== STATED EXERCISE ==
Output all the entries word for word. Omit the pictures.

[Records excerpted from a collection]
══════

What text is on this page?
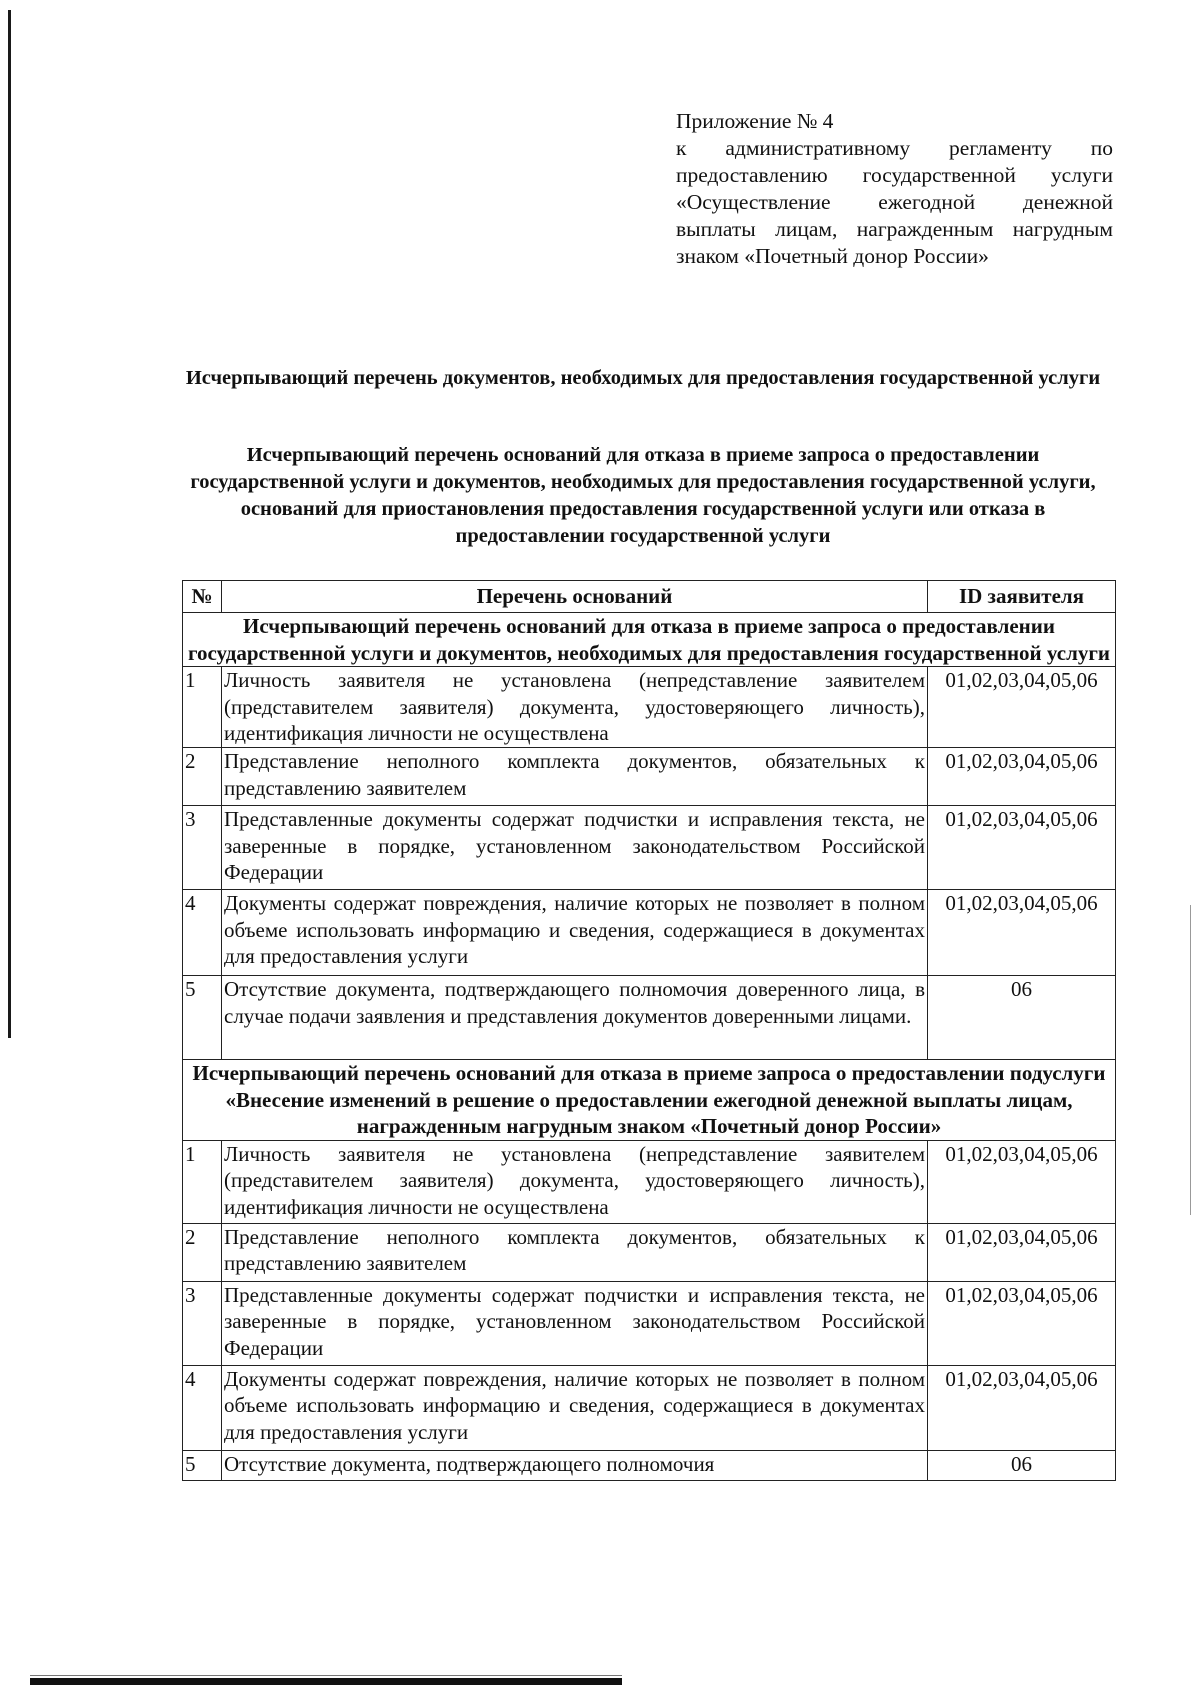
Приложение № 4
к административному регламенту по предоставлению государственной услуги «Осуществление ежегодной денежной выплаты лицам, награжденным нагрудным знаком «Почетный донор России»
Исчерпывающий перечень документов, необходимых для предоставления государственной услуги
Исчерпывающий перечень оснований для отказа в приеме запроса о предоставлении государственной услуги и документов, необходимых для предоставления государственной услуги, оснований для приостановления предоставления государственной услуги или отказа в предоставлении государственной услуги
№	Перечень оснований	ID заявителя
Исчерпывающий перечень оснований для отказа в приеме запроса о предоставлении государственной услуги и документов, необходимых для предоставления государственной услуги		
1	Личность заявителя не установлена (непредставление заявителем (представителем заявителя) документа, удостоверяющего личность), идентификация личности не осуществлена	01,02,03,04,05,06
2	Представление неполного комплекта документов, обязательных к представлению заявителем	01,02,03,04,05,06
3	Представленные документы содержат подчистки и исправления текста, не заверенные в порядке, установленном законодательством Российской Федерации	01,02,03,04,05,06
4	Документы содержат повреждения, наличие которых не позволяет в полном объеме использовать информацию и сведения, содержащиеся в документах для предоставления услуги	01,02,03,04,05,06
5	Отсутствие документа, подтверждающего полномочия доверенного лица, в случае подачи заявления и представления документов доверенными лицами.	06
Исчерпывающий перечень оснований для отказа в приеме запроса о предоставлении подуслуги «Внесение изменений в решение о предоставлении ежегодной денежной выплаты лицам, награжденным нагрудным знаком «Почетный донор России»		
1	Личность заявителя не установлена (непредставление заявителем (представителем заявителя) документа, удостоверяющего личность), идентификация личности не осуществлена	01,02,03,04,05,06
2	Представление неполного комплекта документов, обязательных к представлению заявителем	01,02,03,04,05,06
3	Представленные документы содержат подчистки и исправления текста, не заверенные в порядке, установленном законодательством Российской Федерации	01,02,03,04,05,06
4	Документы содержат повреждения, наличие которых не позволяет в полном объеме использовать информацию и сведения, содержащиеся в документах для предоставления услуги	01,02,03,04,05,06
5	Отсутствие документа, подтверждающего полномочия	06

══════

== SOLUTION TO THE PROBLEM ==
What text is on this page?
Приложение № 4
к административному регламенту по предоставлению государственной услуги «Осуществление ежегодной денежной выплаты лицам, награжденным нагрудным знаком «Почетный донор России»
Исчерпывающий перечень документов, необходимых для предоставления государственной услуги
Исчерпывающий перечень оснований для отказа в приеме запроса о предоставлении государственной услуги и документов, необходимых для предоставления государственной услуги, оснований для приостановления предоставления государственной услуги или отказа в предоставлении государственной услуги
№	Перечень оснований	ID заявителя
Исчерпывающий перечень оснований для отказа в приеме запроса о предоставлении государственной услуги и документов, необходимых для предоставления государственной услуги		
1	Личность заявителя не установлена (непредставление заявителем (представителем заявителя) документа, удостоверяющего личность), идентификация личности не осуществлена	01,02,03,04,05,06
2	Представление неполного комплекта документов, обязательных к представлению заявителем	01,02,03,04,05,06
3	Представленные документы содержат подчистки и исправления текста, не заверенные в порядке, установленном законодательством Российской Федерации	01,02,03,04,05,06
4	Документы содержат повреждения, наличие которых не позволяет в полном объеме использовать информацию и сведения, содержащиеся в документах для предоставления услуги	01,02,03,04,05,06
5	Отсутствие документа, подтверждающего полномочия доверенного лица, в случае подачи заявления и представления документов доверенными лицами.	06
Исчерпывающий перечень оснований для отказа в приеме запроса о предоставлении подуслуги «Внесение изменений в решение о предоставлении ежегодной денежной выплаты лицам, награжденным нагрудным знаком «Почетный донор России»		
1	Личность заявителя не установлена (непредставление заявителем (представителем заявителя) документа, удостоверяющего личность), идентификация личности не осуществлена	01,02,03,04,05,06
2	Представление неполного комплекта документов, обязательных к представлению заявителем	01,02,03,04,05,06
3	Представленные документы содержат подчистки и исправления текста, не заверенные в порядке, установленном законодательством Российской Федерации	01,02,03,04,05,06
4	Документы содержат повреждения, наличие которых не позволяет в полном объеме использовать информацию и сведения, содержащиеся в документах для предоставления услуги	01,02,03,04,05,06
5	Отсутствие документа, подтверждающего полномочия	06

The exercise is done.